* Start *

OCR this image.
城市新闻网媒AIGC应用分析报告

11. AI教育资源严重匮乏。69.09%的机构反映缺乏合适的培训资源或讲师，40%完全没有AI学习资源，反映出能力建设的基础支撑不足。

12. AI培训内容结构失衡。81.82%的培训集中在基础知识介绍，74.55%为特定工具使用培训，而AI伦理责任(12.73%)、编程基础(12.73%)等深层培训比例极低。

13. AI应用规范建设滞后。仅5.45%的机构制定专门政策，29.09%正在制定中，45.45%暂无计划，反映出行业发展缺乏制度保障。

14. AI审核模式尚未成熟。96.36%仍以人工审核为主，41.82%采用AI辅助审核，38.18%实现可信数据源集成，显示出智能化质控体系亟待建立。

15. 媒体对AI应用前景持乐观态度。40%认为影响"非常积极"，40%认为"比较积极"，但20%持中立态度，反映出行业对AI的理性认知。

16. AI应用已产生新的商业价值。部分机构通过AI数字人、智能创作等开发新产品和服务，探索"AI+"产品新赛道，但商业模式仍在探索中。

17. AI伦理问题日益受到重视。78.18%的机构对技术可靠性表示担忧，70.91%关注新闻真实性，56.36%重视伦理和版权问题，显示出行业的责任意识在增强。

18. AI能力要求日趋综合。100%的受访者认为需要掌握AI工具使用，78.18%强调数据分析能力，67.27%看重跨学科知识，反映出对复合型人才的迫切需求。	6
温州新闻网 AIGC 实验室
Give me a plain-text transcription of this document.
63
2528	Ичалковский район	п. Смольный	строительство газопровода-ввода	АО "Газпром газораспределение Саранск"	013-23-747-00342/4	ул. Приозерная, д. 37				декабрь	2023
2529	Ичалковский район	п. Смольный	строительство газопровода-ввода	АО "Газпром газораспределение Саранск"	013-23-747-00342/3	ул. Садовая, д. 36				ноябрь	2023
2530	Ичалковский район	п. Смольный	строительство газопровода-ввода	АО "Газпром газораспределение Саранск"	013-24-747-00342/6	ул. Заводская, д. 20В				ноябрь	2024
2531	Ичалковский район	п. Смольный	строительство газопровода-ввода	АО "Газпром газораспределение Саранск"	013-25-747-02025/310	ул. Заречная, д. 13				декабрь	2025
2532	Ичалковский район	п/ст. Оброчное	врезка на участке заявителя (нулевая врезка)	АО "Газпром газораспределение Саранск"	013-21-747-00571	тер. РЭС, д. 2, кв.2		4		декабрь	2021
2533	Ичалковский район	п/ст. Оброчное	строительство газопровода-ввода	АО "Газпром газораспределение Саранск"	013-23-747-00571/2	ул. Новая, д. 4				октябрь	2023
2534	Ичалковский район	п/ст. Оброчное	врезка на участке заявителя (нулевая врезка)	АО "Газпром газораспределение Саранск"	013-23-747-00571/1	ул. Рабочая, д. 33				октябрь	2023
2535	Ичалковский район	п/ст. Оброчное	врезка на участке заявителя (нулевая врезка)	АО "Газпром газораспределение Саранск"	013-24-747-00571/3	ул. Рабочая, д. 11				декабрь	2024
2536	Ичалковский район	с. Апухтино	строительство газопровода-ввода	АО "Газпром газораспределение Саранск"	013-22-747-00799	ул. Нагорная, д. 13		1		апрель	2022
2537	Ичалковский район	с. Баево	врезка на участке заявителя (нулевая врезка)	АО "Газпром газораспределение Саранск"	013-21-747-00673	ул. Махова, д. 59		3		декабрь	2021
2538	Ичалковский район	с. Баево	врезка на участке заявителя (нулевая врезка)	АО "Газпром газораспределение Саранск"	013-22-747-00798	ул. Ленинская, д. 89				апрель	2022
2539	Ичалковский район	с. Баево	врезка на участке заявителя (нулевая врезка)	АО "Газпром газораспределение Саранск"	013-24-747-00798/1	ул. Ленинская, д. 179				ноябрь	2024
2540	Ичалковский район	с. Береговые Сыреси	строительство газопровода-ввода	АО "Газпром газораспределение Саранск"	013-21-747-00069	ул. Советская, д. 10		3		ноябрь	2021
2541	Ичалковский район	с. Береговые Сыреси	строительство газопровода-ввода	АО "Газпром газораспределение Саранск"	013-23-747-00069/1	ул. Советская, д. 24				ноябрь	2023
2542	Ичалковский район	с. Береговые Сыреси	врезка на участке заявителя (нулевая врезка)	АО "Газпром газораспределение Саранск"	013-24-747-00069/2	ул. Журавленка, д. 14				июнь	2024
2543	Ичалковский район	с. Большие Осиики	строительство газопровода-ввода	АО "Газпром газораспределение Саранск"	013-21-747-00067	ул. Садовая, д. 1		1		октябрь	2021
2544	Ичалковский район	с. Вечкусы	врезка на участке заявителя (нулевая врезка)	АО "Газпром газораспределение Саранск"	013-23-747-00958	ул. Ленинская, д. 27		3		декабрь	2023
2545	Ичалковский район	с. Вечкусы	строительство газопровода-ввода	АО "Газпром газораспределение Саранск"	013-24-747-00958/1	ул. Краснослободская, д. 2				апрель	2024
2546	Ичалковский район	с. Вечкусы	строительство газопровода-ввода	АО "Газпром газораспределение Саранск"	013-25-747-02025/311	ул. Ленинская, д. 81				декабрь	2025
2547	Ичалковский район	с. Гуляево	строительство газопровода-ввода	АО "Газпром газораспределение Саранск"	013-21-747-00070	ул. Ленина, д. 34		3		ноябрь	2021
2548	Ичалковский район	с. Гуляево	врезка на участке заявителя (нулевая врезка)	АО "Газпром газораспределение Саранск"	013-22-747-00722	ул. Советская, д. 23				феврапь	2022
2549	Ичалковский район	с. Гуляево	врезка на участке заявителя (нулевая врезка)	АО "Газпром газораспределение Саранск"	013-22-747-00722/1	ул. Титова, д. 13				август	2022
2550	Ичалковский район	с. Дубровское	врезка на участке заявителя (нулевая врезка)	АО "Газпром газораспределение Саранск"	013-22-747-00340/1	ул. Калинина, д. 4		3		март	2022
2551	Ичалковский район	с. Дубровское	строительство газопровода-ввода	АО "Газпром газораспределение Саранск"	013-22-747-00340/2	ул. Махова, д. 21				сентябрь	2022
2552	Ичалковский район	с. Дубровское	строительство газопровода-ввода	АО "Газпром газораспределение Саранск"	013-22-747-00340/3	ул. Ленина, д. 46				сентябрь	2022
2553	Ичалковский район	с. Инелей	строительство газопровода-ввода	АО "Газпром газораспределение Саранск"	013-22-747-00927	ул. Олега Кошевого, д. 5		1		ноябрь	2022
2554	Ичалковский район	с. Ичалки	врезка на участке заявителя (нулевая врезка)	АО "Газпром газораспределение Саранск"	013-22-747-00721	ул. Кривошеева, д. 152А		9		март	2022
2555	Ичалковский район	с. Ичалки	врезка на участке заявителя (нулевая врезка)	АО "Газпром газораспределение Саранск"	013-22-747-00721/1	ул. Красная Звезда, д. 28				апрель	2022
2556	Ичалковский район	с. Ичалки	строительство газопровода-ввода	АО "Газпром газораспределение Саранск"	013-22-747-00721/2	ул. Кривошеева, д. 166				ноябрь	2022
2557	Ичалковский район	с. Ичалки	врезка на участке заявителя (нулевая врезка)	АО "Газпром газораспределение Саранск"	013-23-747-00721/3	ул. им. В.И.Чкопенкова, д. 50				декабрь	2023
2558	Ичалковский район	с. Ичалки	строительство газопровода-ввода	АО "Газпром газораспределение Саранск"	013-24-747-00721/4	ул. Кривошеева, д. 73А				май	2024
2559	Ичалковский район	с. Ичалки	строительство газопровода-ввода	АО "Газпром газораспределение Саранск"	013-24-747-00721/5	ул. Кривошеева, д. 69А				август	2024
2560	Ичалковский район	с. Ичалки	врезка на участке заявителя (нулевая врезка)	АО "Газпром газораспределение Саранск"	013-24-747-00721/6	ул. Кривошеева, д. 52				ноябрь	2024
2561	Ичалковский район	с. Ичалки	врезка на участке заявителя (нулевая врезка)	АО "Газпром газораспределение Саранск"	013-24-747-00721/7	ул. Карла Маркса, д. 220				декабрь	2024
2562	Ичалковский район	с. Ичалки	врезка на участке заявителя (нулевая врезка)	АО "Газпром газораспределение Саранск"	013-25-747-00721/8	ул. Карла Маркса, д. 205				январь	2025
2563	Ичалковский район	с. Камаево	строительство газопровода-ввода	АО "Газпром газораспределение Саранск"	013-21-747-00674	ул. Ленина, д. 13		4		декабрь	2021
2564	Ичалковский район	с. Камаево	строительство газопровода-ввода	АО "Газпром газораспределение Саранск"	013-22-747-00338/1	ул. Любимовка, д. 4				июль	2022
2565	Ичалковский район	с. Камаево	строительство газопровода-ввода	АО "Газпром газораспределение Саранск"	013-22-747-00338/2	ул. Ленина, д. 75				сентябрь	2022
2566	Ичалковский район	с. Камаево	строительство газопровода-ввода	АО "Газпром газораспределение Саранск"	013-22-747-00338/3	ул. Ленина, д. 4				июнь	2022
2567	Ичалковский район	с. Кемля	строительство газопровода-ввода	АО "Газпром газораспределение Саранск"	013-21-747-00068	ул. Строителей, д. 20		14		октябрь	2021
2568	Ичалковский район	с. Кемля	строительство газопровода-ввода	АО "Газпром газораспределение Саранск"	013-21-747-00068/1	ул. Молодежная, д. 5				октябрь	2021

* End *

Task instructions
Find each line in the records holding the string "октябрь" and show it.

Task answer
2533	Ичалковский район	п/ст. Оброчное	строительство газопровода-ввода	АО "Газпром газораспределение Саранск"	013-23-747-00571/2	ул. Новая, д. 4				октябрь	2023
2534	Ичалковский район	п/ст. Оброчное	врезка на участке заявителя (нулевая врезка)	АО "Газпром газораспределение Саранск"	013-23-747-00571/1	ул. Рабочая, д. 33				октябрь	2023
2543	Ичалковский район	с. Большие Осиики	строительство газопровода-ввода	АО "Газпром газораспределение Саранск"	013-21-747-00067	ул. Садовая, д. 1		1		октябрь	2021
2567	Ичалковский район	с. Кемля	строительство газопровода-ввода	АО "Газпром газораспределение Саранск"	013-21-747-00068	ул. Строителей, д. 20		14		октябрь	2021
2568	Ичалковский район	с. Кемля	строительство газопровода-ввода	АО "Газпром газораспределение Саранск"	013-21-747-00068/1	ул. Молодежная, д. 5				октябрь	2021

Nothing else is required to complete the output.